--- Provided passage Enclosed Below ---
Dr. Henry Black, former President of the American Society of Hypertension, presents this very question in his recent video on Medscape News. While Medscape requires a free login account to view their content, we felt this report rather significant and worthy of sharing.
In the video article, Dr. Black points out that the practices of how we measure blood pressure are changing as technology advances and becomes more available. He also explains that while home monitoring is becoming more commonplace, studies of ambulatory blood pressure monitoring (ABPM) are telling us more about its unique prognostic benefits.
Dr. Black suggests that ABPM must be done in order to deliver proper care for hypertensive patients.
Dr. Black refers to an international database of over 11,000 subjects who have had an ABPM study and have been monitored for outcomes. When the data was closely analyzed, it was clear that 24-hour blood pressure monitoring, particularly nighttime (asleep) blood pressure levels, were a very important predictor of outcomes for women and something that clinic or home blood pressure monitoring alone would not detect. Due to this fact, Dr. Black suggests that ABPM must be done in order to deliver proper care for hypertensive patients.
When looking at the important information that ABPM provides to guide hypertension diagnosis and treatment, we find it difficult to argue with Dr. Black. However, until ABPM becomes a more widely reimbursed procedure, many physicians may not necessarily agree with making it a required procedure.
--- End of Enclosed Provided passage ---
--- Given information Enclosed Below ---
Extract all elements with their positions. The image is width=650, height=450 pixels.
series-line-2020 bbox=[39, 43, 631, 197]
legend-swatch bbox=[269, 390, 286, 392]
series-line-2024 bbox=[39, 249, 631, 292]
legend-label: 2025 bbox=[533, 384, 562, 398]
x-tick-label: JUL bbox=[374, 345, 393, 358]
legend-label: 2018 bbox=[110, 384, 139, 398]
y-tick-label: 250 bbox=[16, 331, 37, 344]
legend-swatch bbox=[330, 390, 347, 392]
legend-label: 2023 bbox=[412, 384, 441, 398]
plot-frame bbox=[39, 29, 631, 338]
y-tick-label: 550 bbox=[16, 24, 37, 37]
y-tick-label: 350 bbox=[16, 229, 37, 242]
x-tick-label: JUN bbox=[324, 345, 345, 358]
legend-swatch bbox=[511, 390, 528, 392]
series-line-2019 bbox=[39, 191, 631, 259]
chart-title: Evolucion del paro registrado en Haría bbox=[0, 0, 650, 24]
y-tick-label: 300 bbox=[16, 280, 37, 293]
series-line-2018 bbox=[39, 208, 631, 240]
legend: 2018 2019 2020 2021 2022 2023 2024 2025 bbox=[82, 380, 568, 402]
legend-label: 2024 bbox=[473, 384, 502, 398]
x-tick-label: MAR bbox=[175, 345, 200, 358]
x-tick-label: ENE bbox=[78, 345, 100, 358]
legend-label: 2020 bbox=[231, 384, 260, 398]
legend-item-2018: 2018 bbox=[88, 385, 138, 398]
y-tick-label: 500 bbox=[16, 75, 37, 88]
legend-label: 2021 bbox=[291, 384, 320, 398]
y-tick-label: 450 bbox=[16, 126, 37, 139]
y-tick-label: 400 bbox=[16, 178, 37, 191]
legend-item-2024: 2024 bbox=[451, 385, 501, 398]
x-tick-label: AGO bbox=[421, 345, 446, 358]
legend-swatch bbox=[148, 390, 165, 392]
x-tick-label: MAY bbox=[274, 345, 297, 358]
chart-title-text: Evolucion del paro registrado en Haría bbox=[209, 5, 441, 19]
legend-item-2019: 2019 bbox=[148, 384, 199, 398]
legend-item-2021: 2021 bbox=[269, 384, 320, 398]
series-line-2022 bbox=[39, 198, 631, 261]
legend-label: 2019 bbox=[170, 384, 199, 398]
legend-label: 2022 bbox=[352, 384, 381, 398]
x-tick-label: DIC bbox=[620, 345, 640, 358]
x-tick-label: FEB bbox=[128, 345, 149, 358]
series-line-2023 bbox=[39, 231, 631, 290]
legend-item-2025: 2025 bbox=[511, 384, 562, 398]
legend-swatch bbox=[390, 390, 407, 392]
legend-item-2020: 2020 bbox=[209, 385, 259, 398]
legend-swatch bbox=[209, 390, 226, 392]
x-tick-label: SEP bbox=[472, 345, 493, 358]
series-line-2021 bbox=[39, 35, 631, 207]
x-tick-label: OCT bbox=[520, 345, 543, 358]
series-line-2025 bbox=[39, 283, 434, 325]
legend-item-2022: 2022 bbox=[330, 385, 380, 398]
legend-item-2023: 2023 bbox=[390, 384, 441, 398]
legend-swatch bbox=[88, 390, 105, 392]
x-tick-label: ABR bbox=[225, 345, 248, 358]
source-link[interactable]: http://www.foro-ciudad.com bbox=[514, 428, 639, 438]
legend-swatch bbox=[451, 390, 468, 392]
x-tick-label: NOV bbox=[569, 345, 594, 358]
--- End of Enclosed Given information ---
Work request 1:
In the passage on blood pressure monitoring, how many subjects are in the international database that Dr. Black refers to?
Work request 2:
List the three ways of measuring blood pressure that the passage on blood pressure monitoring names.

Output 1:
Over 11,000 subjects.

Output 2:
- Clinic blood pressure monitoring
- Home blood pressure monitoring
- Ambulatory blood pressure monitoring (ABPM), the 24-hour monitoring